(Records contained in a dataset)
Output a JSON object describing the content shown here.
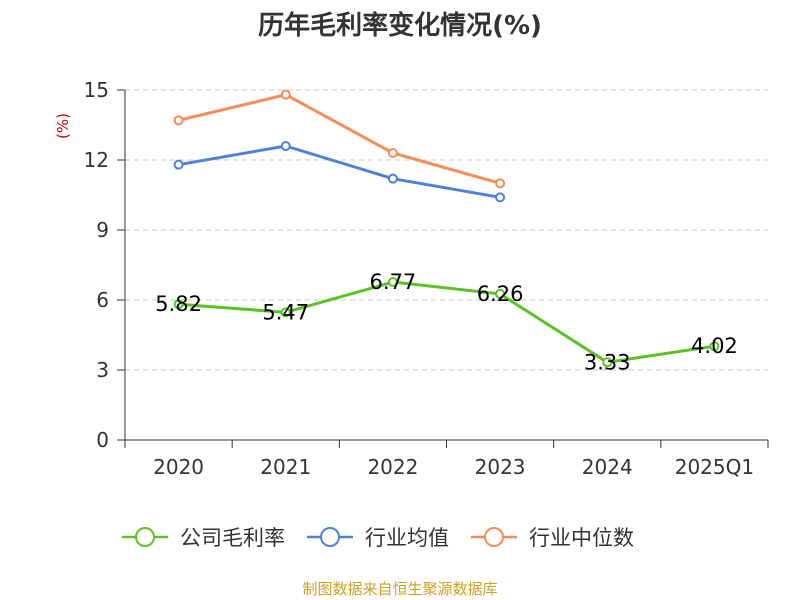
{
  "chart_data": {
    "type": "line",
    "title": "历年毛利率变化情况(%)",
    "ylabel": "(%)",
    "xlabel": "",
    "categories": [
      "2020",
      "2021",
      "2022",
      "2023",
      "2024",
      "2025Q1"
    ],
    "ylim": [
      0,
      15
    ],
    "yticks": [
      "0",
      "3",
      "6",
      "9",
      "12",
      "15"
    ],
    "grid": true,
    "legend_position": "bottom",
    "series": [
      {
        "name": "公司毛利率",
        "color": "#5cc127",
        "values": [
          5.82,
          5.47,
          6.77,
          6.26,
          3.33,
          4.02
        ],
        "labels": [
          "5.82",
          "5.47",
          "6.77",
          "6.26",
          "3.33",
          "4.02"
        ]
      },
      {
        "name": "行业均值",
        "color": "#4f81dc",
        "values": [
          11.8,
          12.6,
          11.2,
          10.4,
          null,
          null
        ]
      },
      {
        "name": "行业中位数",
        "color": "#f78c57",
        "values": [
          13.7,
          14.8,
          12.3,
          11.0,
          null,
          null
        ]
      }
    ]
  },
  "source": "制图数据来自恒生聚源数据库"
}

**AIM OF THE TASK**
Quote each entry above verbatim and drop the pictures.

**EXERCISE OUTPUT**
Output a JSON object describing the content shown here.
{
  "chart_data": {
    "type": "line",
    "title": "历年毛利率变化情况(%)",
    "ylabel": "(%)",
    "xlabel": "",
    "categories": [
      "2020",
      "2021",
      "2022",
      "2023",
      "2024",
      "2025Q1"
    ],
    "ylim": [
      0,
      15
    ],
    "yticks": [
      "0",
      "3",
      "6",
      "9",
      "12",
      "15"
    ],
    "grid": true,
    "legend_position": "bottom",
    "series": [
      {
        "name": "公司毛利率",
        "color": "#5cc127",
        "values": [
          5.82,
          5.47,
          6.77,
          6.26,
          3.33,
          4.02
        ],
        "labels": [
          "5.82",
          "5.47",
          "6.77",
          "6.26",
          "3.33",
          "4.02"
        ]
      },
      {
        "name": "行业均值",
        "color": "#4f81dc",
        "values": [
          11.8,
          12.6,
          11.2,
          10.4,
          null,
          null
        ]
      },
      {
        "name": "行业中位数",
        "color": "#f78c57",
        "values": [
          13.7,
          14.8,
          12.3,
          11.0,
          null,
          null
        ]
      }
    ]
  },
  "source": "制图数据来自恒生聚源数据库"
}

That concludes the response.